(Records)
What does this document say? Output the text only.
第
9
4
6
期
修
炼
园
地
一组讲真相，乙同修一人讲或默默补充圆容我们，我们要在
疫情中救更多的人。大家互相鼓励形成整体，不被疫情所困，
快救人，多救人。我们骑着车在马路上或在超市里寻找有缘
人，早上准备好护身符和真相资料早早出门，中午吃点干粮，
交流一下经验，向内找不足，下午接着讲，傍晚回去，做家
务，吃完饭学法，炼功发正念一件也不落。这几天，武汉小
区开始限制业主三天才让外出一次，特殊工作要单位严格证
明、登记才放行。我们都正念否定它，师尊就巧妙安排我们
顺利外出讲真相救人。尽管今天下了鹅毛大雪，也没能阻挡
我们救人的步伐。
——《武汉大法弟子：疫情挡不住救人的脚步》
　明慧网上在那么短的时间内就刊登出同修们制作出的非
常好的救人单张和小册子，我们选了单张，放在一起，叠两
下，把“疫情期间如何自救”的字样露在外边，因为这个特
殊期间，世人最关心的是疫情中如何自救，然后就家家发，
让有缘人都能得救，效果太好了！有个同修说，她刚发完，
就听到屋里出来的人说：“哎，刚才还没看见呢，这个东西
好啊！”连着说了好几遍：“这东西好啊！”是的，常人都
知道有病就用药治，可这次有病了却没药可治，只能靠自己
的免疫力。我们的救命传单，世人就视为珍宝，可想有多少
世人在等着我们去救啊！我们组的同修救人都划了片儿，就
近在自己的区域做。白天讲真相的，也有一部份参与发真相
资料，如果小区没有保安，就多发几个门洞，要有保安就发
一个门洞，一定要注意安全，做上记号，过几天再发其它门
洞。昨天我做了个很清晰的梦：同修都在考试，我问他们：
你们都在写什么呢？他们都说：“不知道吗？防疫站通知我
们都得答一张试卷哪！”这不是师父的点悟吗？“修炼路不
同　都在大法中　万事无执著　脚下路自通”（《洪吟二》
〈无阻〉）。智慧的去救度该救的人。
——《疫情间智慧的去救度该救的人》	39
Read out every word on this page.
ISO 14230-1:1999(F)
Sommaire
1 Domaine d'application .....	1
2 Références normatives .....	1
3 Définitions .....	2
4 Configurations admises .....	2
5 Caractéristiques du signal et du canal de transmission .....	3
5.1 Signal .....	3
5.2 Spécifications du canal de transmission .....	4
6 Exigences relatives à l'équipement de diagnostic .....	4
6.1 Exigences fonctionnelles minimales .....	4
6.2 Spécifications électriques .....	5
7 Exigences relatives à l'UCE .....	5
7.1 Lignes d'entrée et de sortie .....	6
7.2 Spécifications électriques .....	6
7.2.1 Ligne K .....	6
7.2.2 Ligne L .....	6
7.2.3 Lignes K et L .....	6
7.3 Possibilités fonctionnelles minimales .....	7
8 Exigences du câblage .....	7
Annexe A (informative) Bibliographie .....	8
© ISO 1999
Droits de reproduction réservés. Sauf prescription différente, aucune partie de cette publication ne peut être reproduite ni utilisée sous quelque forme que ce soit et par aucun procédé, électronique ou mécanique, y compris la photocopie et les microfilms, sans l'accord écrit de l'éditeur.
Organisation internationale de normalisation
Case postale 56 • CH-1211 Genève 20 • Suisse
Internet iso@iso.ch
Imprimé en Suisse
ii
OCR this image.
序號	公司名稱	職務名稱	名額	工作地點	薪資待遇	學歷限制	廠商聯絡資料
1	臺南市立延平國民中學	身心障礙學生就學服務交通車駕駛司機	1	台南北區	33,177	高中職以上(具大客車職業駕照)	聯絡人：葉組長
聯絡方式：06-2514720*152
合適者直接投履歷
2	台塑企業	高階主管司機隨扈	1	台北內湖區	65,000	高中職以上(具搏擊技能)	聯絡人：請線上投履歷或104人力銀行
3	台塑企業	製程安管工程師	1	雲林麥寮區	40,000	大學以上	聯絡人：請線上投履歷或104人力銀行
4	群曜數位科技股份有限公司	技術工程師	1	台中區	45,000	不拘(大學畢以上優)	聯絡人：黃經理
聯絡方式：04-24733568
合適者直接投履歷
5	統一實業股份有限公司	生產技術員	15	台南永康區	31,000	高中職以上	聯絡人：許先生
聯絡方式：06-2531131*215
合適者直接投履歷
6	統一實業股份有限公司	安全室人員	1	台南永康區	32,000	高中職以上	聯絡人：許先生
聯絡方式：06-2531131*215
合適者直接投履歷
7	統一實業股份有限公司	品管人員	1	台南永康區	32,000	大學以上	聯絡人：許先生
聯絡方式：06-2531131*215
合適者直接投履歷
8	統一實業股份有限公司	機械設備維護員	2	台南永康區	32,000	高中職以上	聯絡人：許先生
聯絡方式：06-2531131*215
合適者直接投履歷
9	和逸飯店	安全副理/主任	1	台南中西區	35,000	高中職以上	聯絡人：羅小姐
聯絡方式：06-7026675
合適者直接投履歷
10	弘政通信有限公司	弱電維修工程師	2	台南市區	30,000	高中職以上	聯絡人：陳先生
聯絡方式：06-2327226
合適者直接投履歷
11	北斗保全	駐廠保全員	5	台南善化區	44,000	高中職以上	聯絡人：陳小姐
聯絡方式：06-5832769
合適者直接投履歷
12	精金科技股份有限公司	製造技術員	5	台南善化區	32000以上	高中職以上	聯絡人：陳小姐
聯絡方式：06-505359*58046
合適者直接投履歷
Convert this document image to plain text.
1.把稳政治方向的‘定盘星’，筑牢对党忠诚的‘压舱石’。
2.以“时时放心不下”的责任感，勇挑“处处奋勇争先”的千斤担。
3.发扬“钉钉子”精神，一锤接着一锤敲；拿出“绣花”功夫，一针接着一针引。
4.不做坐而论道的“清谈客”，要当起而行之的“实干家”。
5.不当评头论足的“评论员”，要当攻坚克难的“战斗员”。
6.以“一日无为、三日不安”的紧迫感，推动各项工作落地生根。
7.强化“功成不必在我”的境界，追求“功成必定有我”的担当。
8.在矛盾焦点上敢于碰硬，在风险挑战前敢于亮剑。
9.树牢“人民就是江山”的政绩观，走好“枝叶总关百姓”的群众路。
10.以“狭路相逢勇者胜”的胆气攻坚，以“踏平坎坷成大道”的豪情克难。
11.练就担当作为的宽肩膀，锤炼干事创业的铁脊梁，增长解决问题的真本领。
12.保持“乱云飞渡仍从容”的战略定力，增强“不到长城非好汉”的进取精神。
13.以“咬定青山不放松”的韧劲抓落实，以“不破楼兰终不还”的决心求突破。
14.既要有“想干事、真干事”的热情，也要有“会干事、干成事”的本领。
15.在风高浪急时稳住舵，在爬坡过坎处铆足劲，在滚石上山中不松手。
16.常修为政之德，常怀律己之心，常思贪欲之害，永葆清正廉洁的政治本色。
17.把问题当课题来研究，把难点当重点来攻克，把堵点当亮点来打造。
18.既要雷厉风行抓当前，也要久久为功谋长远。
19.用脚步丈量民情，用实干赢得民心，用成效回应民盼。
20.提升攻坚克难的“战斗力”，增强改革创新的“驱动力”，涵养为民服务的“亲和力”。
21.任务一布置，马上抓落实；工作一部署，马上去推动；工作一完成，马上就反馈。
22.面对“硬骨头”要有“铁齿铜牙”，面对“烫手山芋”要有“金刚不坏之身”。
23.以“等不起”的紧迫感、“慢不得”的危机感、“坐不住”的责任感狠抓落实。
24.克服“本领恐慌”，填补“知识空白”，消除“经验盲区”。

» WORK INSTRUCTIONS
Take the listing above and write it out again exactly.

» IN RESPONSE
What does this document say? Output the text only.
第
9
4
6
期
修
炼
园
地
一组讲真相，乙同修一人讲或默默补充圆容我们，我们要在
疫情中救更多的人。大家互相鼓励形成整体，不被疫情所困，
快救人，多救人。我们骑着车在马路上或在超市里寻找有缘
人，早上准备好护身符和真相资料早早出门，中午吃点干粮，
交流一下经验，向内找不足，下午接着讲，傍晚回去，做家
务，吃完饭学法，炼功发正念一件也不落。这几天，武汉小
区开始限制业主三天才让外出一次，特殊工作要单位严格证
明、登记才放行。我们都正念否定它，师尊就巧妙安排我们
顺利外出讲真相救人。尽管今天下了鹅毛大雪，也没能阻挡
我们救人的步伐。
——《武汉大法弟子：疫情挡不住救人的脚步》
　明慧网上在那么短的时间内就刊登出同修们制作出的非
常好的救人单张和小册子，我们选了单张，放在一起，叠两
下，把“疫情期间如何自救”的字样露在外边，因为这个特
殊期间，世人最关心的是疫情中如何自救，然后就家家发，
让有缘人都能得救，效果太好了！有个同修说，她刚发完，
就听到屋里出来的人说：“哎，刚才还没看见呢，这个东西
好啊！”连着说了好几遍：“这东西好啊！”是的，常人都
知道有病就用药治，可这次有病了却没药可治，只能靠自己
的免疫力。我们的救命传单，世人就视为珍宝，可想有多少
世人在等着我们去救啊！我们组的同修救人都划了片儿，就
近在自己的区域做。白天讲真相的，也有一部份参与发真相
资料，如果小区没有保安，就多发几个门洞，要有保安就发
一个门洞，一定要注意安全，做上记号，过几天再发其它门
洞。昨天我做了个很清晰的梦：同修都在考试，我问他们：
你们都在写什么呢？他们都说：“不知道吗？防疫站通知我
们都得答一张试卷哪！”这不是师父的点悟吗？“修炼路不
同　都在大法中　万事无执著　脚下路自通”（《洪吟二》
〈无阻〉）。智慧的去救度该救的人。
——《疫情间智慧的去救度该救的人》	39
Read out every word on this page.
ISO 14230-1:1999(F)
Sommaire
1 Domaine d'application .....	1
2 Références normatives .....	1
3 Définitions .....	2
4 Configurations admises .....	2
5 Caractéristiques du signal et du canal de transmission .....	3
5.1 Signal .....	3
5.2 Spécifications du canal de transmission .....	4
6 Exigences relatives à l'équipement de diagnostic .....	4
6.1 Exigences fonctionnelles minimales .....	4
6.2 Spécifications électriques .....	5
7 Exigences relatives à l'UCE .....	5
7.1 Lignes d'entrée et de sortie .....	6
7.2 Spécifications électriques .....	6
7.2.1 Ligne K .....	6
7.2.2 Ligne L .....	6
7.2.3 Lignes K et L .....	6
7.3 Possibilités fonctionnelles minimales .....	7
8 Exigences du câblage .....	7
Annexe A (informative) Bibliographie .....	8
© ISO 1999
Droits de reproduction réservés. Sauf prescription différente, aucune partie de cette publication ne peut être reproduite ni utilisée sous quelque forme que ce soit et par aucun procédé, électronique ou mécanique, y compris la photocopie et les microfilms, sans l'accord écrit de l'éditeur.
Organisation internationale de normalisation
Case postale 56 • CH-1211 Genève 20 • Suisse
Internet iso@iso.ch
Imprimé en Suisse
ii
OCR this image.
序號	公司名稱	職務名稱	名額	工作地點	薪資待遇	學歷限制	廠商聯絡資料
1	臺南市立延平國民中學	身心障礙學生就學服務交通車駕駛司機	1	台南北區	33,177	高中職以上(具大客車職業駕照)	聯絡人：葉組長
聯絡方式：06-2514720*152
合適者直接投履歷
2	台塑企業	高階主管司機隨扈	1	台北內湖區	65,000	高中職以上(具搏擊技能)	聯絡人：請線上投履歷或104人力銀行
3	台塑企業	製程安管工程師	1	雲林麥寮區	40,000	大學以上	聯絡人：請線上投履歷或104人力銀行
4	群曜數位科技股份有限公司	技術工程師	1	台中區	45,000	不拘(大學畢以上優)	聯絡人：黃經理
聯絡方式：04-24733568
合適者直接投履歷
5	統一實業股份有限公司	生產技術員	15	台南永康區	31,000	高中職以上	聯絡人：許先生
聯絡方式：06-2531131*215
合適者直接投履歷
6	統一實業股份有限公司	安全室人員	1	台南永康區	32,000	高中職以上	聯絡人：許先生
聯絡方式：06-2531131*215
合適者直接投履歷
7	統一實業股份有限公司	品管人員	1	台南永康區	32,000	大學以上	聯絡人：許先生
聯絡方式：06-2531131*215
合適者直接投履歷
8	統一實業股份有限公司	機械設備維護員	2	台南永康區	32,000	高中職以上	聯絡人：許先生
聯絡方式：06-2531131*215
合適者直接投履歷
9	和逸飯店	安全副理/主任	1	台南中西區	35,000	高中職以上	聯絡人：羅小姐
聯絡方式：06-7026675
合適者直接投履歷
10	弘政通信有限公司	弱電維修工程師	2	台南市區	30,000	高中職以上	聯絡人：陳先生
聯絡方式：06-2327226
合適者直接投履歷
11	北斗保全	駐廠保全員	5	台南善化區	44,000	高中職以上	聯絡人：陳小姐
聯絡方式：06-5832769
合適者直接投履歷
12	精金科技股份有限公司	製造技術員	5	台南善化區	32000以上	高中職以上	聯絡人：陳小姐
聯絡方式：06-505359*58046
合適者直接投履歷
Convert this document image to plain text.
1.把稳政治方向的‘定盘星’，筑牢对党忠诚的‘压舱石’。
2.以“时时放心不下”的责任感，勇挑“处处奋勇争先”的千斤担。
3.发扬“钉钉子”精神，一锤接着一锤敲；拿出“绣花”功夫，一针接着一针引。
4.不做坐而论道的“清谈客”，要当起而行之的“实干家”。
5.不当评头论足的“评论员”，要当攻坚克难的“战斗员”。
6.以“一日无为、三日不安”的紧迫感，推动各项工作落地生根。
7.强化“功成不必在我”的境界，追求“功成必定有我”的担当。
8.在矛盾焦点上敢于碰硬，在风险挑战前敢于亮剑。
9.树牢“人民就是江山”的政绩观，走好“枝叶总关百姓”的群众路。
10.以“狭路相逢勇者胜”的胆气攻坚，以“踏平坎坷成大道”的豪情克难。
11.练就担当作为的宽肩膀，锤炼干事创业的铁脊梁，增长解决问题的真本领。
12.保持“乱云飞渡仍从容”的战略定力，增强“不到长城非好汉”的进取精神。
13.以“咬定青山不放松”的韧劲抓落实，以“不破楼兰终不还”的决心求突破。
14.既要有“想干事、真干事”的热情，也要有“会干事、干成事”的本领。
15.在风高浪急时稳住舵，在爬坡过坎处铆足劲，在滚石上山中不松手。
16.常修为政之德，常怀律己之心，常思贪欲之害，永葆清正廉洁的政治本色。
17.把问题当课题来研究，把难点当重点来攻克，把堵点当亮点来打造。
18.既要雷厉风行抓当前，也要久久为功谋长远。
19.用脚步丈量民情，用实干赢得民心，用成效回应民盼。
20.提升攻坚克难的“战斗力”，增强改革创新的“驱动力”，涵养为民服务的“亲和力”。
21.任务一布置，马上抓落实；工作一部署，马上去推动；工作一完成，马上就反馈。
22.面对“硬骨头”要有“铁齿铜牙”，面对“烫手山芋”要有“金刚不坏之身”。
23.以“等不起”的紧迫感、“慢不得”的危机感、“坐不住”的责任感狠抓落实。
24.克服“本领恐慌”，填补“知识空白”，消除“经验盲区”。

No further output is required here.